**WHAT YOU HAVE TO DO:** Transcribe the data in full, keeping each line exactly as it appears.

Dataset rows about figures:
<<<<
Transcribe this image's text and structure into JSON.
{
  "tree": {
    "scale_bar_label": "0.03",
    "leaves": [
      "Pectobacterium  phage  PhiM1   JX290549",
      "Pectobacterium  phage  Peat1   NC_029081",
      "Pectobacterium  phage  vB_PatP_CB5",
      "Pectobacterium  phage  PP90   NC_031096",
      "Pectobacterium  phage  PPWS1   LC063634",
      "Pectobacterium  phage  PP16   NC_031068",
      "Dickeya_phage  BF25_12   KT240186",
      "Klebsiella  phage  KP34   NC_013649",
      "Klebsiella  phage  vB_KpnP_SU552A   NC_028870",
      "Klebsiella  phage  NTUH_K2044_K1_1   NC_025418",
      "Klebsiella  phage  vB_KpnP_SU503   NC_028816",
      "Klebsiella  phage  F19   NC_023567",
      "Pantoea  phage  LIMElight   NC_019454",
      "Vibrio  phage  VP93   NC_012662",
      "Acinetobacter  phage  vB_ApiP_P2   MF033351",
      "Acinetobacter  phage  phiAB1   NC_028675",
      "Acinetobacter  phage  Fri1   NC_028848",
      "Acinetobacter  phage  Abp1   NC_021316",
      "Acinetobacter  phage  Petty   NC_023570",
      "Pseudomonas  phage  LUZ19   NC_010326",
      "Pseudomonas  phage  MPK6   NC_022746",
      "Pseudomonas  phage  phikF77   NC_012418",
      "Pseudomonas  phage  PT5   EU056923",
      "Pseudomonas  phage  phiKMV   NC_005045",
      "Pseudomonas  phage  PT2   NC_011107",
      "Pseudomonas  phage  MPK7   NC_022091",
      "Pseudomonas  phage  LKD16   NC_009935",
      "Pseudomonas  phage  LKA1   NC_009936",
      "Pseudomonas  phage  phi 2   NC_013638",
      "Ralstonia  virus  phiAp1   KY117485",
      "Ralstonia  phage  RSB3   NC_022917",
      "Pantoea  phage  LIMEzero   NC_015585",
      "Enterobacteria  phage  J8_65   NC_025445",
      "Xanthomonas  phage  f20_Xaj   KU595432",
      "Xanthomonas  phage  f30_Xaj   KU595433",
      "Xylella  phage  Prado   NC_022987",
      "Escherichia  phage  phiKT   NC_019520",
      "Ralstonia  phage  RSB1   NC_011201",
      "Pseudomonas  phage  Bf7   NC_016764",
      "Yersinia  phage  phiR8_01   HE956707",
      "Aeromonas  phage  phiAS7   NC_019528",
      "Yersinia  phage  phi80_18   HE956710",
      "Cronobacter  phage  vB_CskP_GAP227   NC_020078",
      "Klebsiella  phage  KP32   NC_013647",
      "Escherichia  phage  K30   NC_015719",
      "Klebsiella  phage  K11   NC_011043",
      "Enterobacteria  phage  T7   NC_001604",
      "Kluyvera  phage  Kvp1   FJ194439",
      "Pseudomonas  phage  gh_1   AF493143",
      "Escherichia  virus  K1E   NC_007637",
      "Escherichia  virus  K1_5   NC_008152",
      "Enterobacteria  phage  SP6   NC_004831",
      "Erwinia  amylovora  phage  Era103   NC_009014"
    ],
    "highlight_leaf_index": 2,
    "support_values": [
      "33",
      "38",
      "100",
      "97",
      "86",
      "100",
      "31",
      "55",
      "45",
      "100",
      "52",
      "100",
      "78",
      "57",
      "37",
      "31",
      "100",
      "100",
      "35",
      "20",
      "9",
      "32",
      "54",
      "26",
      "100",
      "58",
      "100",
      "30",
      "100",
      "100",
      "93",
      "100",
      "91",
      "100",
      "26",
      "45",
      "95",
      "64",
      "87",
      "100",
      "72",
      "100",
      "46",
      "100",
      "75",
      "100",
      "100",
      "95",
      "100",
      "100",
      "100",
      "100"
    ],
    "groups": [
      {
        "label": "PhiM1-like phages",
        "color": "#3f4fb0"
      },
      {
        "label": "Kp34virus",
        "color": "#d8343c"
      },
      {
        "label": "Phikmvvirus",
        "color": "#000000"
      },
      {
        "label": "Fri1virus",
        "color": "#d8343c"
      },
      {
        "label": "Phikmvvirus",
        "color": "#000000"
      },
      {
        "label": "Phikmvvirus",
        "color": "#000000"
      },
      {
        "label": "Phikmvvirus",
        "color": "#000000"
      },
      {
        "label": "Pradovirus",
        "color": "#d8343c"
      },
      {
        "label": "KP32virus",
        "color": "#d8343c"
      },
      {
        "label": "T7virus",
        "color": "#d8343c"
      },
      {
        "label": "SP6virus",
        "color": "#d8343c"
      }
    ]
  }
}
>>>>
**EXERCISE RESPONSE:**
Transcribe this image's text and structure into JSON.
{
  "tree": {
    "scale_bar_label": "0.03",
    "leaves": [
      "Pectobacterium  phage  PhiM1   JX290549",
      "Pectobacterium  phage  Peat1   NC_029081",
      "Pectobacterium  phage  vB_PatP_CB5",
      "Pectobacterium  phage  PP90   NC_031096",
      "Pectobacterium  phage  PPWS1   LC063634",
      "Pectobacterium  phage  PP16   NC_031068",
      "Dickeya_phage  BF25_12   KT240186",
      "Klebsiella  phage  KP34   NC_013649",
      "Klebsiella  phage  vB_KpnP_SU552A   NC_028870",
      "Klebsiella  phage  NTUH_K2044_K1_1   NC_025418",
      "Klebsiella  phage  vB_KpnP_SU503   NC_028816",
      "Klebsiella  phage  F19   NC_023567",
      "Pantoea  phage  LIMElight   NC_019454",
      "Vibrio  phage  VP93   NC_012662",
      "Acinetobacter  phage  vB_ApiP_P2   MF033351",
      "Acinetobacter  phage  phiAB1   NC_028675",
      "Acinetobacter  phage  Fri1   NC_028848",
      "Acinetobacter  phage  Abp1   NC_021316",
      "Acinetobacter  phage  Petty   NC_023570",
      "Pseudomonas  phage  LUZ19   NC_010326",
      "Pseudomonas  phage  MPK6   NC_022746",
      "Pseudomonas  phage  phikF77   NC_012418",
      "Pseudomonas  phage  PT5   EU056923",
      "Pseudomonas  phage  phiKMV   NC_005045",
      "Pseudomonas  phage  PT2   NC_011107",
      "Pseudomonas  phage  MPK7   NC_022091",
      "Pseudomonas  phage  LKD16   NC_009935",
      "Pseudomonas  phage  LKA1   NC_009936",
      "Pseudomonas  phage  phi 2   NC_013638",
      "Ralstonia  virus  phiAp1   KY117485",
      "Ralstonia  phage  RSB3   NC_022917",
      "Pantoea  phage  LIMEzero   NC_015585",
      "Enterobacteria  phage  J8_65   NC_025445",
      "Xanthomonas  phage  f20_Xaj   KU595432",
      "Xanthomonas  phage  f30_Xaj   KU595433",
      "Xylella  phage  Prado   NC_022987",
      "Escherichia  phage  phiKT   NC_019520",
      "Ralstonia  phage  RSB1   NC_011201",
      "Pseudomonas  phage  Bf7   NC_016764",
      "Yersinia  phage  phiR8_01   HE956707",
      "Aeromonas  phage  phiAS7   NC_019528",
      "Yersinia  phage  phi80_18   HE956710",
      "Cronobacter  phage  vB_CskP_GAP227   NC_020078",
      "Klebsiella  phage  KP32   NC_013647",
      "Escherichia  phage  K30   NC_015719",
      "Klebsiella  phage  K11   NC_011043",
      "Enterobacteria  phage  T7   NC_001604",
      "Kluyvera  phage  Kvp1   FJ194439",
      "Pseudomonas  phage  gh_1   AF493143",
      "Escherichia  virus  K1E   NC_007637",
      "Escherichia  virus  K1_5   NC_008152",
      "Enterobacteria  phage  SP6   NC_004831",
      "Erwinia  amylovora  phage  Era103   NC_009014"
    ],
    "highlight_leaf_index": 2,
    "support_values": [
      "33",
      "38",
      "100",
      "97",
      "86",
      "100",
      "31",
      "55",
      "45",
      "100",
      "52",
      "100",
      "78",
      "57",
      "37",
      "31",
      "100",
      "100",
      "35",
      "20",
      "9",
      "32",
      "54",
      "26",
      "100",
      "58",
      "100",
      "30",
      "100",
      "100",
      "93",
      "100",
      "91",
      "100",
      "26",
      "45",
      "95",
      "64",
      "87",
      "100",
      "72",
      "100",
      "46",
      "100",
      "75",
      "100",
      "100",
      "95",
      "100",
      "100",
      "100",
      "100"
    ],
    "groups": [
      {
        "label": "PhiM1-like phages",
        "color": "#3f4fb0"
      },
      {
        "label": "Kp34virus",
        "color": "#d8343c"
      },
      {
        "label": "Phikmvvirus",
        "color": "#000000"
      },
      {
        "label": "Fri1virus",
        "color": "#d8343c"
      },
      {
        "label": "Phikmvvirus",
        "color": "#000000"
      },
      {
        "label": "Phikmvvirus",
        "color": "#000000"
      },
      {
        "label": "Phikmvvirus",
        "color": "#000000"
      },
      {
        "label": "Pradovirus",
        "color": "#d8343c"
      },
      {
        "label": "KP32virus",
        "color": "#d8343c"
      },
      {
        "label": "T7virus",
        "color": "#d8343c"
      },
      {
        "label": "SP6virus",
        "color": "#d8343c"
      }
    ]
  }
}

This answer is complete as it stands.